PROMPT: Only lines with the word "this" are needed; collect each of them from the listing below.

Dataset items:
•••

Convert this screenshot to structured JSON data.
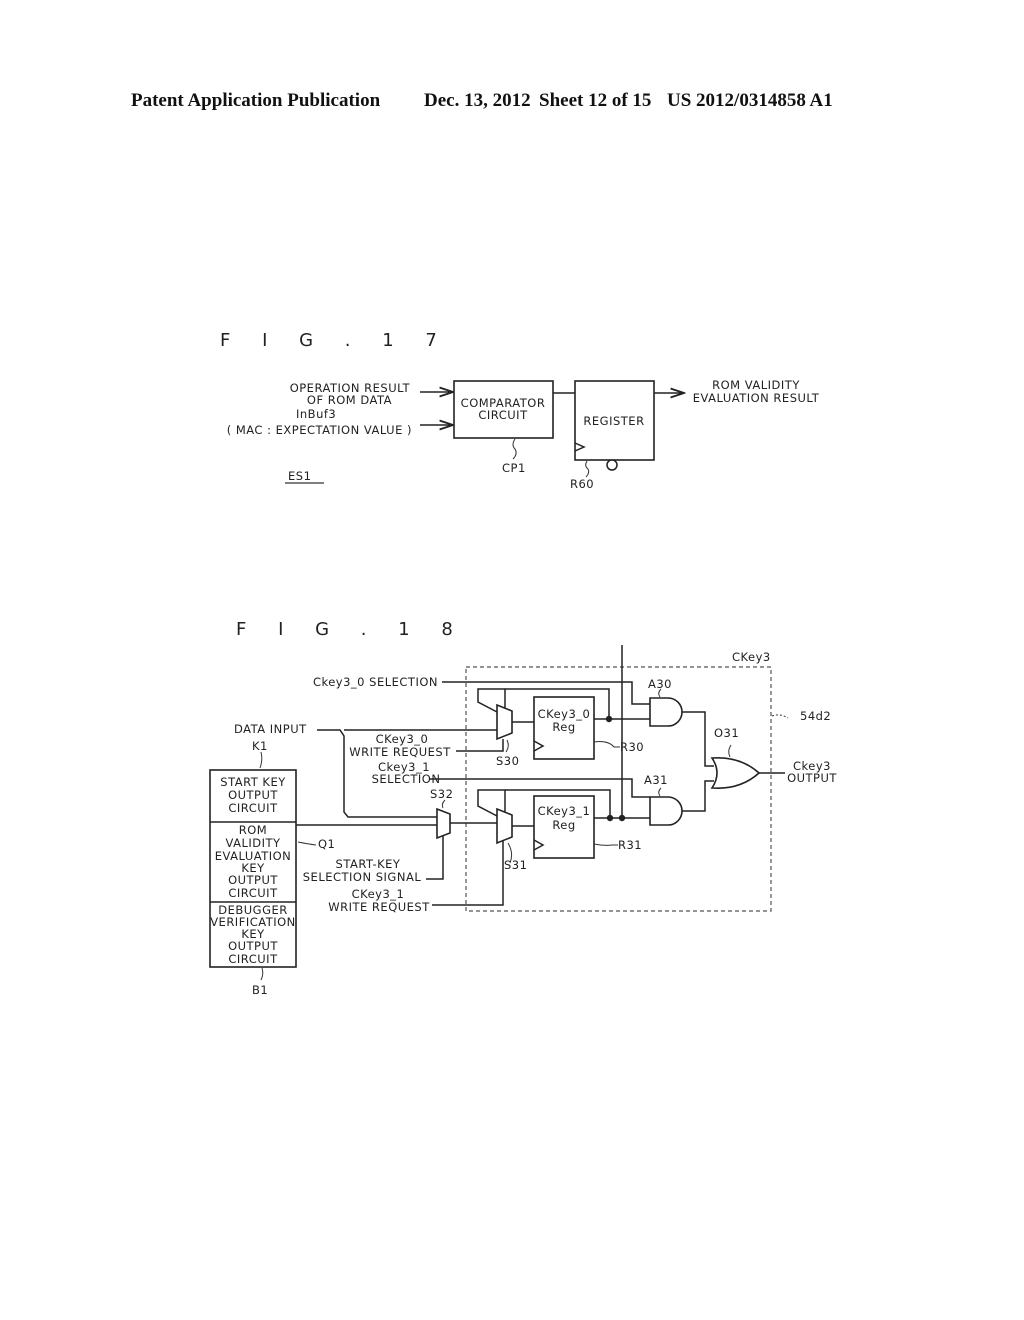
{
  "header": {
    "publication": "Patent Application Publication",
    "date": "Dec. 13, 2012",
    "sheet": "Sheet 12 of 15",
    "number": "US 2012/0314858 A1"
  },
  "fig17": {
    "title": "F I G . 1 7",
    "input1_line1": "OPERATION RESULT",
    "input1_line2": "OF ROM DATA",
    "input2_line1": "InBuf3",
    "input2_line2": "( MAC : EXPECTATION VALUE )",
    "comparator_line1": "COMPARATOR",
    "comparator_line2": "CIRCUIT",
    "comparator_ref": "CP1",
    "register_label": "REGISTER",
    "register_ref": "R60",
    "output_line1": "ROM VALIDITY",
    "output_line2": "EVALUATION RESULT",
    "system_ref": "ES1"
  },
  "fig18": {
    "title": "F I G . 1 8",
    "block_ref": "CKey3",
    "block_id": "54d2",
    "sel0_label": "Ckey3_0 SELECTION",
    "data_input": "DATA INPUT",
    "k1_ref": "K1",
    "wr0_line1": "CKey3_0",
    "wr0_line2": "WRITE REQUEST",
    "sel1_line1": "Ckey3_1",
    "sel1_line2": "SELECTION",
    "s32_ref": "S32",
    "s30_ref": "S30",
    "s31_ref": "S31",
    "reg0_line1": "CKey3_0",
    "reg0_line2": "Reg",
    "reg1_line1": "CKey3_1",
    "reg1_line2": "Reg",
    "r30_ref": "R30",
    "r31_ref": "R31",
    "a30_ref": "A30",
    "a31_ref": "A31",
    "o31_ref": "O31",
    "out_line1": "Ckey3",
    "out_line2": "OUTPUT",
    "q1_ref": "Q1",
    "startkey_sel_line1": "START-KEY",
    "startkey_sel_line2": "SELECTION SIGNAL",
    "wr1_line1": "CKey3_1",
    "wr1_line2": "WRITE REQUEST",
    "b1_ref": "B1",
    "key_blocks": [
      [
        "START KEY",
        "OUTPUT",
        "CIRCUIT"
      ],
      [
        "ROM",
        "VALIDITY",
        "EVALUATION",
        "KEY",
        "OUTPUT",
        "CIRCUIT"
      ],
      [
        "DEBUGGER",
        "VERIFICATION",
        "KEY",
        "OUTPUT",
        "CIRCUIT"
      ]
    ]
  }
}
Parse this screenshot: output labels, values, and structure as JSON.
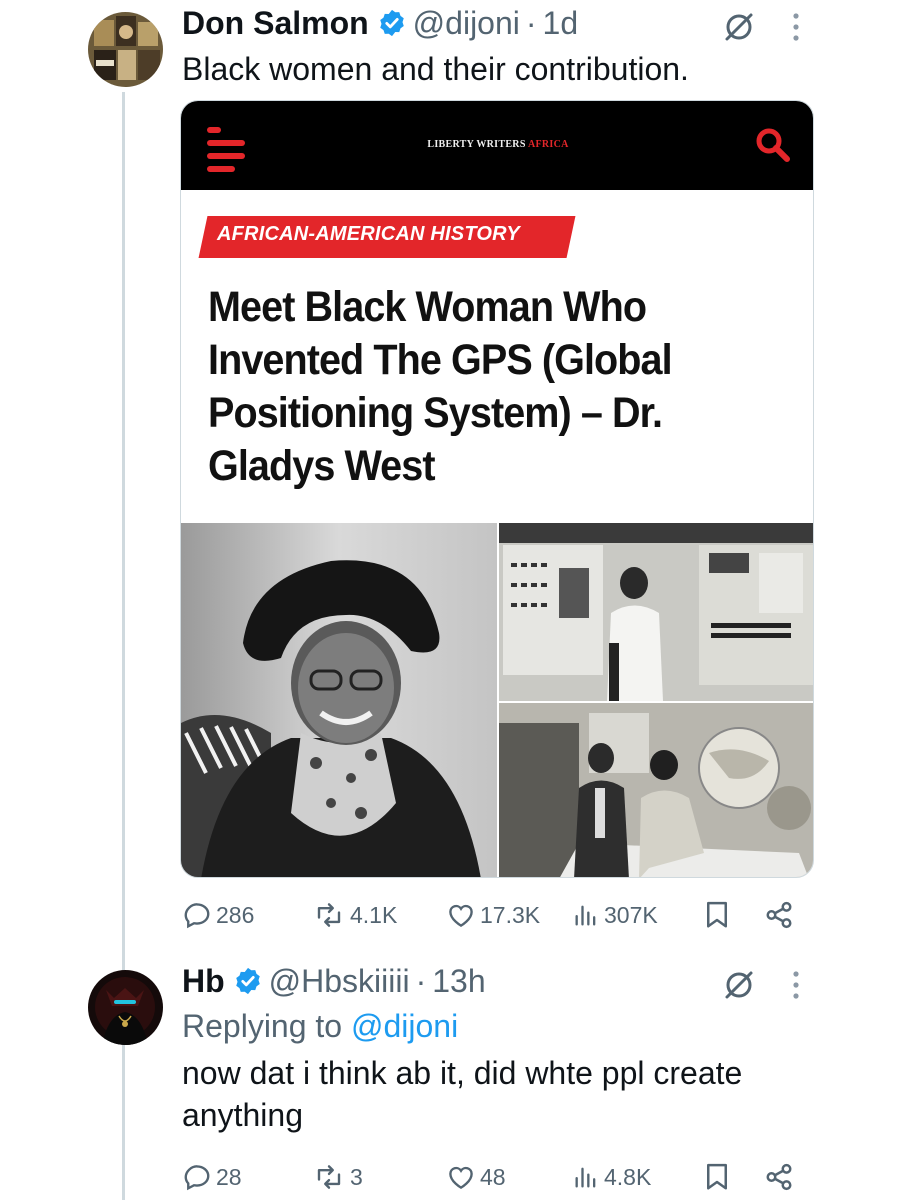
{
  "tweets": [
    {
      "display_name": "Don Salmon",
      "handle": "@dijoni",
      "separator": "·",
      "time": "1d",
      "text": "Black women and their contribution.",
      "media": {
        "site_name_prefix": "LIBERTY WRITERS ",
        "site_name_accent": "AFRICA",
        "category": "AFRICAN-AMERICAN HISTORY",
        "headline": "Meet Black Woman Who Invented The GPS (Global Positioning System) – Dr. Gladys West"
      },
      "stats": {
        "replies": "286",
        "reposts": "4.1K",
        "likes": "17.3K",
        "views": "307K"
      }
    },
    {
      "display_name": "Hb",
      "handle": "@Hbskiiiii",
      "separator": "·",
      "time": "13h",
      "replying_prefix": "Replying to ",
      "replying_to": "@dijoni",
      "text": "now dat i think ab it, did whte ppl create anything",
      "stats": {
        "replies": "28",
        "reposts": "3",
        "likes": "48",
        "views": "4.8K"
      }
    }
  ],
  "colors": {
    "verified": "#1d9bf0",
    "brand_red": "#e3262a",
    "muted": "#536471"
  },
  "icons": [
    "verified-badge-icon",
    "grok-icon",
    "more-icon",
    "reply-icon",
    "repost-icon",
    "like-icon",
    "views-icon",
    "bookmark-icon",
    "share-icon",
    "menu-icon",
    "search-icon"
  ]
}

•••

EXERCISE RESULT:
Convert this screenshot to structured JSON data.
Parse this screenshot: output labels, values, and structure as JSON.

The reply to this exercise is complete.